▸ **Short exercise**
Copy each line of the records that holds the string "this".

◆ ◆ ◆ ◆ ◆

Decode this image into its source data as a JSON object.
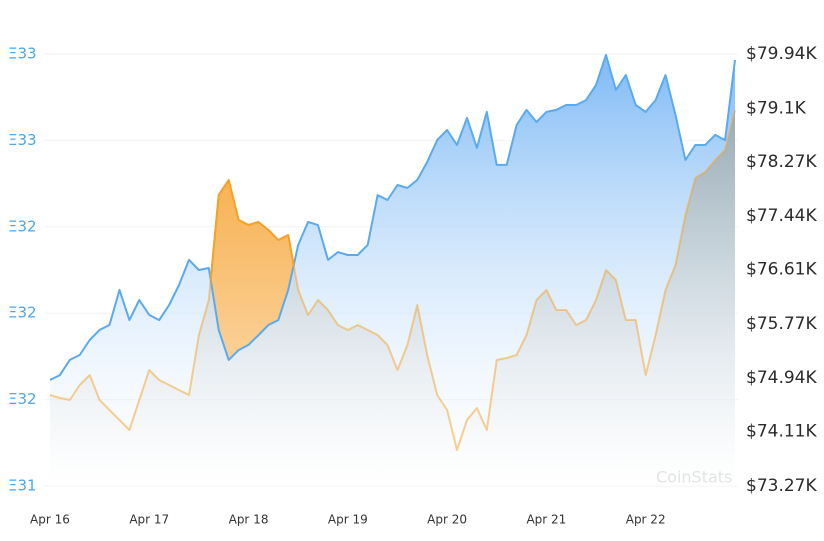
{
  "chart_data": {
    "type": "line",
    "watermark": "CoinStats",
    "x": [
      0,
      0.1,
      0.2,
      0.3,
      0.4,
      0.5,
      0.6,
      0.7,
      0.8,
      0.9,
      1,
      1.1,
      1.2,
      1.3,
      1.4,
      1.5,
      1.6,
      1.7,
      1.8,
      1.9,
      2,
      2.1,
      2.2,
      2.3,
      2.4,
      2.5,
      2.6,
      2.7,
      2.8,
      2.9,
      3,
      3.1,
      3.2,
      3.3,
      3.4,
      3.5,
      3.6,
      3.7,
      3.8,
      3.9,
      4,
      4.1,
      4.2,
      4.3,
      4.4,
      4.5,
      4.6,
      4.7,
      4.8,
      4.9,
      5,
      5.1,
      5.2,
      5.3,
      5.4,
      5.5,
      5.6,
      5.7,
      5.8,
      5.9,
      6,
      6.1,
      6.2,
      6.3,
      6.4,
      6.5,
      6.6,
      6.7,
      6.8,
      6.9
    ],
    "series": [
      {
        "color": "#5aaaf0",
        "axis": "y",
        "values": [
          31.768,
          31.785,
          31.838,
          31.855,
          31.907,
          31.942,
          31.959,
          32.081,
          31.976,
          32.046,
          31.994,
          31.976,
          32.028,
          32.098,
          32.185,
          32.15,
          32.157,
          31.942,
          31.838,
          31.872,
          31.89,
          31.924,
          31.959,
          31.976,
          32.081,
          32.237,
          32.317,
          32.306,
          32.185,
          32.212,
          32.202,
          32.202,
          32.237,
          32.41,
          32.393,
          32.445,
          32.435,
          32.463,
          32.525,
          32.601,
          32.636,
          32.584,
          32.678,
          32.574,
          32.699,
          32.515,
          32.515,
          32.653,
          32.706,
          32.664,
          32.699,
          32.706,
          32.723,
          32.723,
          32.74,
          32.792,
          32.897,
          32.775,
          32.827,
          32.723,
          32.699,
          32.74,
          32.827,
          32.688,
          32.532,
          32.584,
          32.584,
          32.619,
          32.601,
          32.879
        ]
      },
      {
        "color": "#f5a227",
        "axis": "y2",
        "values": [
          74675,
          74629,
          74598,
          74829,
          74984,
          74598,
          74443,
          74289,
          74135,
          74598,
          75061,
          74907,
          74829,
          74752,
          74675,
          75601,
          76142,
          77763,
          77995,
          77377,
          77300,
          77346,
          77223,
          77068,
          77145,
          76296,
          75910,
          76142,
          75987,
          75756,
          75679,
          75756,
          75679,
          75601,
          75447,
          75061,
          75447,
          76065,
          75293,
          74675,
          74443,
          73826,
          74289,
          74474,
          74135,
          75215,
          75246,
          75293,
          75601,
          76142,
          76296,
          75987,
          75987,
          75756,
          75833,
          76142,
          76605,
          76451,
          75833,
          75833,
          74984,
          75601,
          76296,
          76682,
          77454,
          78025,
          78118,
          78303,
          78458,
          79075
        ]
      }
    ],
    "xlim": [
      -0.05,
      6.93
    ],
    "xticks": [
      {
        "value": 0,
        "label": "Apr 16"
      },
      {
        "value": 1,
        "label": "Apr 17"
      },
      {
        "value": 2,
        "label": "Apr 18"
      },
      {
        "value": 3,
        "label": "Apr 19"
      },
      {
        "value": 4,
        "label": "Apr 20"
      },
      {
        "value": 5,
        "label": "Apr 21"
      },
      {
        "value": 6,
        "label": "Apr 22"
      }
    ],
    "ylim": [
      31.4,
      32.9
    ],
    "yticks": [
      {
        "value": 32.9,
        "label": "Ξ33"
      },
      {
        "value": 32.6,
        "label": "Ξ33"
      },
      {
        "value": 32.3,
        "label": "Ξ32"
      },
      {
        "value": 32.0,
        "label": "Ξ32"
      },
      {
        "value": 31.7,
        "label": "Ξ32"
      },
      {
        "value": 31.4,
        "label": "Ξ31"
      }
    ],
    "y2lim": [
      73270,
      79940
    ],
    "y2ticks": [
      {
        "value": 79940,
        "label": "$79.94K"
      },
      {
        "value": 79100,
        "label": "$79.1K"
      },
      {
        "value": 78270,
        "label": "$78.27K"
      },
      {
        "value": 77440,
        "label": "$77.44K"
      },
      {
        "value": 76610,
        "label": "$76.61K"
      },
      {
        "value": 75770,
        "label": "$75.77K"
      },
      {
        "value": 74940,
        "label": "$74.94K"
      },
      {
        "value": 74110,
        "label": "$74.11K"
      },
      {
        "value": 73270,
        "label": "$73.27K"
      }
    ],
    "grid": true
  }
}
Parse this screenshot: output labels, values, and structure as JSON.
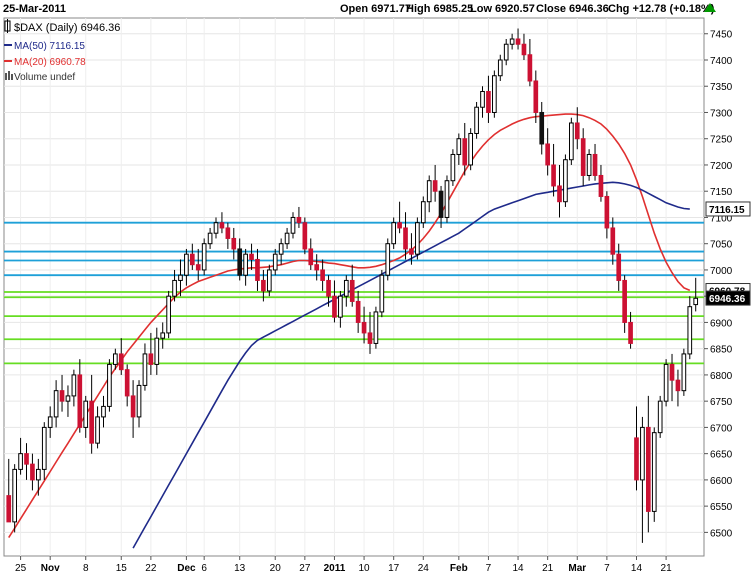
{
  "header": {
    "date": "25-Mar-2011",
    "open": "Open 6971.77",
    "high": "High 6985.25",
    "low": "Low 6920.57",
    "close": "Close 6946.36",
    "chg": "Chg +12.78 (+0.18%)",
    "chg_arrow_color": "#009900"
  },
  "legend": {
    "symbol_line": "$DAX (Daily) 6946.36",
    "ma50_line": "MA(50) 7116.15",
    "ma20_line": "MA(20) 6960.78",
    "volume_line": "Volume undef",
    "ma50_color": "#1f2a8a",
    "ma20_color": "#e03030"
  },
  "price_tags": {
    "ma50": "7116.15",
    "ma20": "6960.78",
    "last": "6946.36"
  },
  "chart_data": {
    "type": "candlestick",
    "yticks": [
      6500,
      6550,
      6600,
      6650,
      6700,
      6750,
      6800,
      6850,
      6900,
      6950,
      7000,
      7050,
      7100,
      7150,
      7200,
      7250,
      7300,
      7350,
      7400,
      7450
    ],
    "ylim": [
      6455,
      7480
    ],
    "xticks": [
      {
        "i": 2,
        "label": "25"
      },
      {
        "i": 7,
        "label": "Nov"
      },
      {
        "i": 13,
        "label": "8"
      },
      {
        "i": 19,
        "label": "15"
      },
      {
        "i": 24,
        "label": "22"
      },
      {
        "i": 30,
        "label": "Dec"
      },
      {
        "i": 33,
        "label": "6"
      },
      {
        "i": 39,
        "label": "13"
      },
      {
        "i": 45,
        "label": "20"
      },
      {
        "i": 50,
        "label": "27"
      },
      {
        "i": 55,
        "label": "2011"
      },
      {
        "i": 60,
        "label": "10"
      },
      {
        "i": 65,
        "label": "17"
      },
      {
        "i": 70,
        "label": "24"
      },
      {
        "i": 76,
        "label": "Feb"
      },
      {
        "i": 81,
        "label": "7"
      },
      {
        "i": 86,
        "label": "14"
      },
      {
        "i": 91,
        "label": "21"
      },
      {
        "i": 96,
        "label": "Mar"
      },
      {
        "i": 101,
        "label": "7"
      },
      {
        "i": 106,
        "label": "14"
      },
      {
        "i": 111,
        "label": "21"
      }
    ],
    "hlines_blue": [
      7090,
      7035,
      7018,
      6990
    ],
    "hlines_green": [
      6958,
      6948,
      6912,
      6868,
      6822
    ],
    "blue_line_color": "#1ea0d8",
    "green_line_color": "#66dd22",
    "bull_color": "#ffffff",
    "bear_color": "#cc1133",
    "bear_dark_color": "#111111",
    "candles": [
      [
        6570,
        6640,
        6530,
        6520
      ],
      [
        6520,
        6630,
        6500,
        6620
      ],
      [
        6620,
        6680,
        6610,
        6650
      ],
      [
        6650,
        6670,
        6600,
        6630
      ],
      [
        6630,
        6650,
        6580,
        6600
      ],
      [
        6600,
        6640,
        6570,
        6620
      ],
      [
        6620,
        6710,
        6600,
        6700
      ],
      [
        6700,
        6740,
        6680,
        6720
      ],
      [
        6720,
        6790,
        6700,
        6770
      ],
      [
        6770,
        6800,
        6730,
        6750
      ],
      [
        6750,
        6780,
        6720,
        6760
      ],
      [
        6760,
        6810,
        6740,
        6800
      ],
      [
        6800,
        6830,
        6690,
        6700
      ],
      [
        6700,
        6760,
        6680,
        6750
      ],
      [
        6750,
        6800,
        6650,
        6670
      ],
      [
        6670,
        6740,
        6660,
        6720
      ],
      [
        6720,
        6760,
        6700,
        6740
      ],
      [
        6740,
        6830,
        6730,
        6820
      ],
      [
        6820,
        6850,
        6810,
        6840
      ],
      [
        6840,
        6870,
        6800,
        6810
      ],
      [
        6810,
        6820,
        6740,
        6760
      ],
      [
        6760,
        6790,
        6680,
        6720
      ],
      [
        6720,
        6790,
        6700,
        6780
      ],
      [
        6780,
        6860,
        6770,
        6840
      ],
      [
        6840,
        6880,
        6800,
        6820
      ],
      [
        6820,
        6890,
        6800,
        6870
      ],
      [
        6870,
        6900,
        6850,
        6880
      ],
      [
        6880,
        6960,
        6870,
        6950
      ],
      [
        6950,
        7000,
        6940,
        6980
      ],
      [
        6980,
        7020,
        6950,
        6990
      ],
      [
        6990,
        7040,
        6970,
        7030
      ],
      [
        7030,
        7050,
        7000,
        7010
      ],
      [
        7010,
        7040,
        6980,
        7000
      ],
      [
        7000,
        7060,
        6990,
        7050
      ],
      [
        7050,
        7080,
        7040,
        7070
      ],
      [
        7070,
        7100,
        7060,
        7090
      ],
      [
        7090,
        7110,
        7070,
        7080
      ],
      [
        7080,
        7090,
        7040,
        7060
      ],
      [
        7060,
        7080,
        7020,
        7040
      ],
      [
        7040,
        7060,
        6980,
        6990
      ],
      [
        6990,
        7040,
        6970,
        7030
      ],
      [
        7030,
        7050,
        7000,
        7020
      ],
      [
        7020,
        7040,
        6960,
        6980
      ],
      [
        6980,
        7000,
        6940,
        6960
      ],
      [
        6960,
        7010,
        6950,
        7000
      ],
      [
        7000,
        7040,
        6990,
        7030
      ],
      [
        7030,
        7060,
        7010,
        7050
      ],
      [
        7050,
        7080,
        7040,
        7070
      ],
      [
        7070,
        7110,
        7060,
        7100
      ],
      [
        7100,
        7120,
        7080,
        7090
      ],
      [
        7090,
        7100,
        7030,
        7040
      ],
      [
        7040,
        7060,
        7000,
        7010
      ],
      [
        7010,
        7030,
        6980,
        7000
      ],
      [
        7000,
        7020,
        6960,
        6980
      ],
      [
        6980,
        6990,
        6930,
        6950
      ],
      [
        6950,
        6980,
        6900,
        6910
      ],
      [
        6910,
        6960,
        6890,
        6950
      ],
      [
        6950,
        6990,
        6930,
        6980
      ],
      [
        6980,
        7010,
        6930,
        6940
      ],
      [
        6940,
        6960,
        6880,
        6900
      ],
      [
        6900,
        6930,
        6860,
        6880
      ],
      [
        6880,
        6920,
        6840,
        6860
      ],
      [
        6860,
        6930,
        6850,
        6920
      ],
      [
        6920,
        7000,
        6910,
        6990
      ],
      [
        6990,
        7060,
        6980,
        7050
      ],
      [
        7050,
        7100,
        7040,
        7090
      ],
      [
        7090,
        7130,
        7070,
        7080
      ],
      [
        7080,
        7110,
        7020,
        7040
      ],
      [
        7040,
        7070,
        7010,
        7030
      ],
      [
        7030,
        7100,
        7020,
        7090
      ],
      [
        7090,
        7140,
        7080,
        7130
      ],
      [
        7130,
        7180,
        7110,
        7170
      ],
      [
        7170,
        7200,
        7130,
        7150
      ],
      [
        7150,
        7160,
        7080,
        7100
      ],
      [
        7100,
        7180,
        7090,
        7170
      ],
      [
        7170,
        7230,
        7160,
        7220
      ],
      [
        7220,
        7260,
        7200,
        7250
      ],
      [
        7250,
        7280,
        7180,
        7200
      ],
      [
        7200,
        7270,
        7190,
        7260
      ],
      [
        7260,
        7320,
        7250,
        7310
      ],
      [
        7310,
        7350,
        7290,
        7340
      ],
      [
        7340,
        7370,
        7280,
        7300
      ],
      [
        7300,
        7380,
        7290,
        7370
      ],
      [
        7370,
        7410,
        7360,
        7400
      ],
      [
        7400,
        7440,
        7390,
        7430
      ],
      [
        7430,
        7450,
        7420,
        7440
      ],
      [
        7440,
        7460,
        7420,
        7430
      ],
      [
        7430,
        7450,
        7400,
        7410
      ],
      [
        7410,
        7440,
        7350,
        7360
      ],
      [
        7360,
        7380,
        7280,
        7300
      ],
      [
        7300,
        7320,
        7220,
        7240
      ],
      [
        7240,
        7270,
        7180,
        7200
      ],
      [
        7200,
        7240,
        7140,
        7160
      ],
      [
        7160,
        7200,
        7100,
        7130
      ],
      [
        7130,
        7220,
        7120,
        7210
      ],
      [
        7210,
        7290,
        7200,
        7280
      ],
      [
        7280,
        7310,
        7230,
        7250
      ],
      [
        7250,
        7270,
        7160,
        7180
      ],
      [
        7180,
        7230,
        7170,
        7220
      ],
      [
        7220,
        7240,
        7170,
        7180
      ],
      [
        7180,
        7200,
        7130,
        7140
      ],
      [
        7140,
        7150,
        7060,
        7080
      ],
      [
        7080,
        7100,
        7010,
        7030
      ],
      [
        7030,
        7050,
        6960,
        6980
      ],
      [
        6980,
        6990,
        6880,
        6900
      ],
      [
        6900,
        6920,
        6850,
        6860
      ],
      [
        6680,
        6740,
        6580,
        6600
      ],
      [
        6600,
        6720,
        6480,
        6700
      ],
      [
        6700,
        6760,
        6500,
        6540
      ],
      [
        6540,
        6700,
        6520,
        6690
      ],
      [
        6690,
        6760,
        6680,
        6750
      ],
      [
        6750,
        6830,
        6740,
        6820
      ],
      [
        6820,
        6840,
        6750,
        6790
      ],
      [
        6790,
        6810,
        6740,
        6770
      ],
      [
        6770,
        6850,
        6760,
        6840
      ],
      [
        6840,
        6950,
        6830,
        6930
      ],
      [
        6934,
        6985,
        6921,
        6946
      ]
    ],
    "ma20": [
      6490,
      6508,
      6526,
      6544,
      6562,
      6580,
      6598,
      6616,
      6634,
      6652,
      6670,
      6688,
      6706,
      6724,
      6742,
      6760,
      6778,
      6796,
      6812,
      6828,
      6844,
      6858,
      6872,
      6886,
      6900,
      6912,
      6924,
      6936,
      6948,
      6958,
      6966,
      6972,
      6978,
      6982,
      6986,
      6990,
      6994,
      6998,
      7000,
      7002,
      7003,
      7004,
      7004,
      7005,
      7006,
      7008,
      7010,
      7013,
      7016,
      7018,
      7018,
      7017,
      7016,
      7015,
      7013,
      7012,
      7010,
      7008,
      7006,
      7004,
      7004,
      7005,
      7007,
      7010,
      7014,
      7018,
      7023,
      7030,
      7038,
      7048,
      7060,
      7074,
      7090,
      7108,
      7128,
      7148,
      7168,
      7188,
      7206,
      7222,
      7236,
      7248,
      7258,
      7266,
      7272,
      7278,
      7283,
      7287,
      7290,
      7292,
      7293,
      7294,
      7295,
      7296,
      7297,
      7297,
      7296,
      7294,
      7290,
      7285,
      7278,
      7268,
      7255,
      7240,
      7222,
      7200,
      7172,
      7140,
      7105,
      7070,
      7040,
      7015,
      6995,
      6978,
      6966,
      6961
    ],
    "ma50": [
      null,
      null,
      null,
      null,
      null,
      null,
      null,
      null,
      null,
      null,
      null,
      null,
      null,
      null,
      null,
      null,
      null,
      null,
      null,
      null,
      null,
      6470,
      6490,
      6510,
      6530,
      6550,
      6570,
      6590,
      6610,
      6630,
      6650,
      6670,
      6690,
      6710,
      6730,
      6750,
      6770,
      6790,
      6808,
      6826,
      6842,
      6856,
      6866,
      6872,
      6878,
      6884,
      6890,
      6896,
      6902,
      6908,
      6914,
      6920,
      6926,
      6932,
      6938,
      6944,
      6950,
      6956,
      6962,
      6968,
      6974,
      6980,
      6986,
      6992,
      6998,
      7004,
      7010,
      7016,
      7022,
      7028,
      7034,
      7040,
      7046,
      7052,
      7058,
      7064,
      7070,
      7078,
      7086,
      7094,
      7102,
      7110,
      7116,
      7120,
      7124,
      7128,
      7132,
      7136,
      7140,
      7144,
      7146,
      7148,
      7150,
      7152,
      7154,
      7156,
      7158,
      7160,
      7162,
      7164,
      7165,
      7166,
      7167,
      7166,
      7164,
      7161,
      7157,
      7152,
      7146,
      7140,
      7134,
      7128,
      7124,
      7120,
      7117,
      7116
    ]
  }
}
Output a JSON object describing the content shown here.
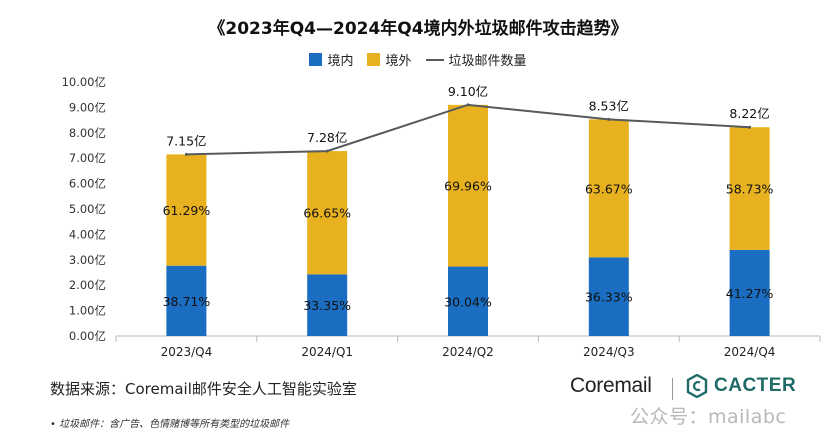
{
  "chart_data": {
    "type": "bar",
    "subtype": "stacked-bar-with-line",
    "title": "《2023年Q4—2024年Q4境内外垃圾邮件攻击趋势》",
    "categories": [
      "2023/Q4",
      "2024/Q1",
      "2024/Q2",
      "2024/Q3",
      "2024/Q4"
    ],
    "series": [
      {
        "name": "境内",
        "type": "bar",
        "color": "#1a6dc0",
        "values": [
          2.768,
          2.428,
          2.734,
          3.099,
          3.392
        ],
        "labels": [
          "38.71%",
          "33.35%",
          "30.04%",
          "36.33%",
          "41.27%"
        ]
      },
      {
        "name": "境外",
        "type": "bar",
        "color": "#e8b11f",
        "values": [
          4.382,
          4.852,
          6.366,
          5.431,
          4.828
        ],
        "labels": [
          "61.29%",
          "66.65%",
          "69.96%",
          "63.67%",
          "58.73%"
        ]
      },
      {
        "name": "垃圾邮件数量",
        "type": "line",
        "color": "#555a5e",
        "values": [
          7.15,
          7.28,
          9.1,
          8.53,
          8.22
        ],
        "labels": [
          "7.15亿",
          "7.28亿",
          "9.10亿",
          "8.53亿",
          "8.22亿"
        ]
      }
    ],
    "ylim": [
      0,
      10
    ],
    "yticks": [
      "0.00亿",
      "1.00亿",
      "2.00亿",
      "3.00亿",
      "4.00亿",
      "5.00亿",
      "6.00亿",
      "7.00亿",
      "8.00亿",
      "9.00亿",
      "10.00亿"
    ],
    "grid": false,
    "legend_position": "top"
  },
  "footer": {
    "source": "数据来源：Coremail邮件安全人工智能实验室",
    "brand_coremail": "Coremail",
    "brand_cacter": "CACTER",
    "footnote": "垃圾邮件：含广告、色情赌博等所有类型的垃圾邮件",
    "watermark": "公众号：mailabc"
  },
  "colors": {
    "domestic": "#1a6dc0",
    "foreign": "#e8b11f",
    "line": "#555a5e",
    "cacter": "#1f6b68"
  }
}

◆ ◆ ◆ ◆ ◆

▸ **Full response**
Decode this image into its source data as a JSON object.
Parse this screenshot: output labels, values, and structure as JSON.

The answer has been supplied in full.